**A run of records**
--- begin ---
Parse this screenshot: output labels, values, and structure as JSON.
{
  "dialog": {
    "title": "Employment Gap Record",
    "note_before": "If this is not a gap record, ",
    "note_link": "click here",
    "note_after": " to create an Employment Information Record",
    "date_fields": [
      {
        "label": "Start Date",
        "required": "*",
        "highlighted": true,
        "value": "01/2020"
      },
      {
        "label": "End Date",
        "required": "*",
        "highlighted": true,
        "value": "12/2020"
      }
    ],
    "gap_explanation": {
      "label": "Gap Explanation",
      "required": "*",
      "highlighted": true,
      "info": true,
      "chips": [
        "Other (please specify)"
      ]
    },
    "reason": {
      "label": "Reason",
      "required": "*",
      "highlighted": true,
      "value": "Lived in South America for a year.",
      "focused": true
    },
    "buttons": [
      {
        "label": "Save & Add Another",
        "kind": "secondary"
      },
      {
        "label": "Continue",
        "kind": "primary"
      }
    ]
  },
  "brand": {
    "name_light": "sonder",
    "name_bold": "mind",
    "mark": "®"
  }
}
--- end ---
--- begin ---
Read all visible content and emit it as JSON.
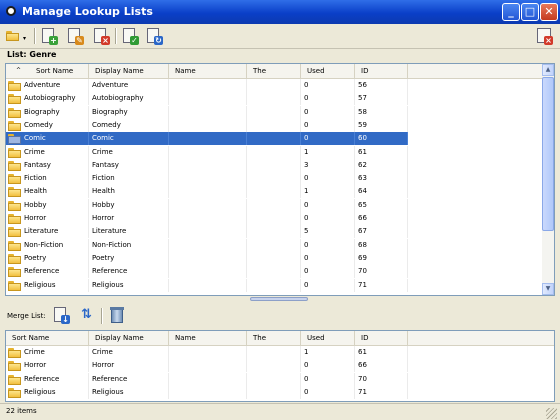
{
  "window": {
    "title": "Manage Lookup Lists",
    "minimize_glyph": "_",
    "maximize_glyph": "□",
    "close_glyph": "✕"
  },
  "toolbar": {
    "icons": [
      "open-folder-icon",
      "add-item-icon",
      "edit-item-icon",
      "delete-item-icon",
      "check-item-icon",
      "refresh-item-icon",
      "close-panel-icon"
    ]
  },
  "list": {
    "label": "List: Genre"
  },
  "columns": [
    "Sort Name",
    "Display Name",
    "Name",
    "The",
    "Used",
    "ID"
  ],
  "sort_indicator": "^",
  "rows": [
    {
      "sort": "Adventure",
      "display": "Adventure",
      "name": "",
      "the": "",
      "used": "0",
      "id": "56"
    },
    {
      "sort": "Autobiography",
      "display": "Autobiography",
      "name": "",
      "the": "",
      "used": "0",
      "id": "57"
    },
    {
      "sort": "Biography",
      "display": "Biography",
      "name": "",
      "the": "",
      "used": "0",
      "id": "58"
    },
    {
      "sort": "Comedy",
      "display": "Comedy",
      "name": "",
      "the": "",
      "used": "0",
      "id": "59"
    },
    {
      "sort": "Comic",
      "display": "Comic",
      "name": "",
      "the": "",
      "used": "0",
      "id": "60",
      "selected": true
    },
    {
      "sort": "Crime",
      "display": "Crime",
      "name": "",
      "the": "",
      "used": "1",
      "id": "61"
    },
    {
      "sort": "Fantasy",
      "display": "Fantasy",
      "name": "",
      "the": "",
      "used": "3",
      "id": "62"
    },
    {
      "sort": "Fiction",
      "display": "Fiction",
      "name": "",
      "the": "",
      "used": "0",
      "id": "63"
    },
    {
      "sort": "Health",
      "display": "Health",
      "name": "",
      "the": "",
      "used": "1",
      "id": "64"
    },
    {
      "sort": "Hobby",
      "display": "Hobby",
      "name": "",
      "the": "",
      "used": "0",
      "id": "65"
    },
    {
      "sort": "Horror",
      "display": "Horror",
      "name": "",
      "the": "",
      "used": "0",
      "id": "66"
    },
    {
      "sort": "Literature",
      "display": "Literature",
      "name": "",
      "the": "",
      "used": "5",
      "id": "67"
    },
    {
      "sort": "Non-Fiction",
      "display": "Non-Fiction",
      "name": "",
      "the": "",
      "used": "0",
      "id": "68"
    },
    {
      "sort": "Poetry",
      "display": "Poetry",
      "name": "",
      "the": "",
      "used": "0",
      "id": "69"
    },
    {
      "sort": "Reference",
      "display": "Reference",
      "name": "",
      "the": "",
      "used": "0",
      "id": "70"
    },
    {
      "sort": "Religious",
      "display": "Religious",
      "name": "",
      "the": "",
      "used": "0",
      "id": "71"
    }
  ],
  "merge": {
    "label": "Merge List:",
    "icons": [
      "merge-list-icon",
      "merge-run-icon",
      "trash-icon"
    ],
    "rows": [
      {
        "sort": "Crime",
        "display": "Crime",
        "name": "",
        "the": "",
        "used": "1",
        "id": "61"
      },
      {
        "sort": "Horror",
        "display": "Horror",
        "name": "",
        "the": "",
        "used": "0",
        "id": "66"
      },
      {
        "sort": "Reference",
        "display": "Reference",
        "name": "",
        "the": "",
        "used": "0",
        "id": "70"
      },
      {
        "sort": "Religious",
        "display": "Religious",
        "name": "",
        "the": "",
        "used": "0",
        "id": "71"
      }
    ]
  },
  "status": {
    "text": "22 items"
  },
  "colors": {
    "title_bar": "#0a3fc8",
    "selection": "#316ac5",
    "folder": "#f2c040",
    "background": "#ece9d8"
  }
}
--- end ---
**YOUR TASK**
Return every line containing "Employment".

**WRITTEN RESPONSE**
    "title": "Employment Gap Record",
    "note_after": " to create an Employment Information Record",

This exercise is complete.